» **Request**
Restate each line word for word. Leave out every picture.
#####
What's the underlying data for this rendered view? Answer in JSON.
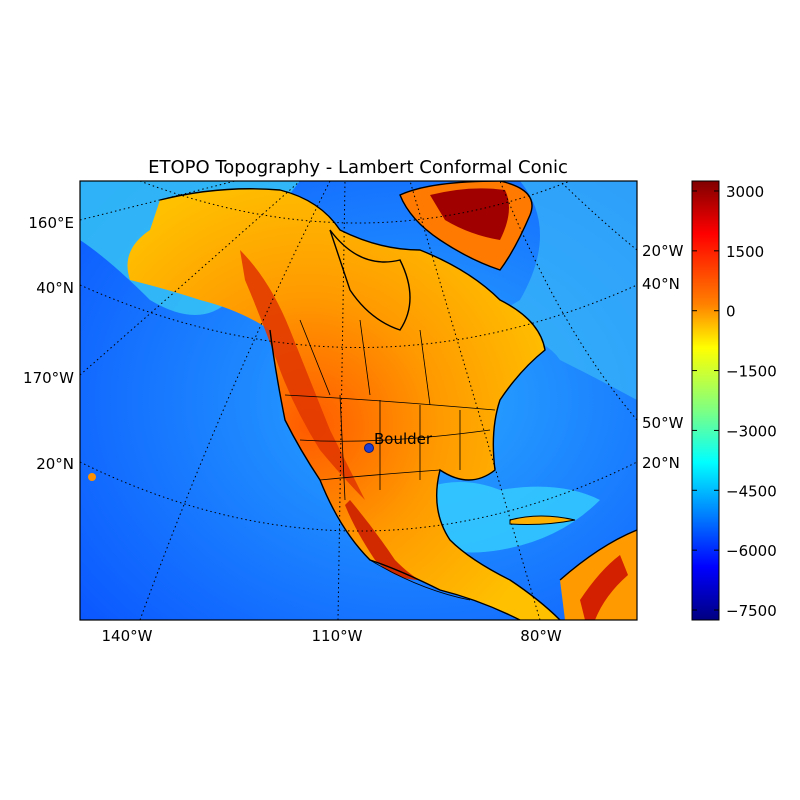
{
  "title": "ETOPO Topography - Lambert Conformal Conic",
  "lat_labels_left": [
    "160°E",
    "40°N",
    "170°W",
    "20°N"
  ],
  "lat_labels_right": [
    "20°W",
    "40°N",
    "50°W",
    "20°N"
  ],
  "lon_labels_bottom": [
    "140°W",
    "110°W",
    "80°W"
  ],
  "marker": {
    "label": "Boulder",
    "color": "#1f3fd0"
  },
  "colorbar": {
    "ticks": [
      "3000",
      "1500",
      "0",
      "−1500",
      "−3000",
      "−4500",
      "−6000",
      "−7500"
    ],
    "min": -7750,
    "max": 3250,
    "colormap": "jet"
  },
  "colors": {
    "ocean_deep": "#0a4cff",
    "ocean_mid": "#1a8cff",
    "shelf": "#30d8f0",
    "lowland": "#ffb000",
    "highland": "#e03a00",
    "peak": "#8b0000"
  }
}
#####
» **Exercise result**
What's the underlying data for this rendered view? Answer in JSON.
{
  "title": "ETOPO Topography - Lambert Conformal Conic",
  "lat_labels_left": [
    "160°E",
    "40°N",
    "170°W",
    "20°N"
  ],
  "lat_labels_right": [
    "20°W",
    "40°N",
    "50°W",
    "20°N"
  ],
  "lon_labels_bottom": [
    "140°W",
    "110°W",
    "80°W"
  ],
  "marker": {
    "label": "Boulder",
    "color": "#1f3fd0"
  },
  "colorbar": {
    "ticks": [
      "3000",
      "1500",
      "0",
      "−1500",
      "−3000",
      "−4500",
      "−6000",
      "−7500"
    ],
    "min": -7750,
    "max": 3250,
    "colormap": "jet"
  },
  "colors": {
    "ocean_deep": "#0a4cff",
    "ocean_mid": "#1a8cff",
    "shelf": "#30d8f0",
    "lowland": "#ffb000",
    "highland": "#e03a00",
    "peak": "#8b0000"
  }
}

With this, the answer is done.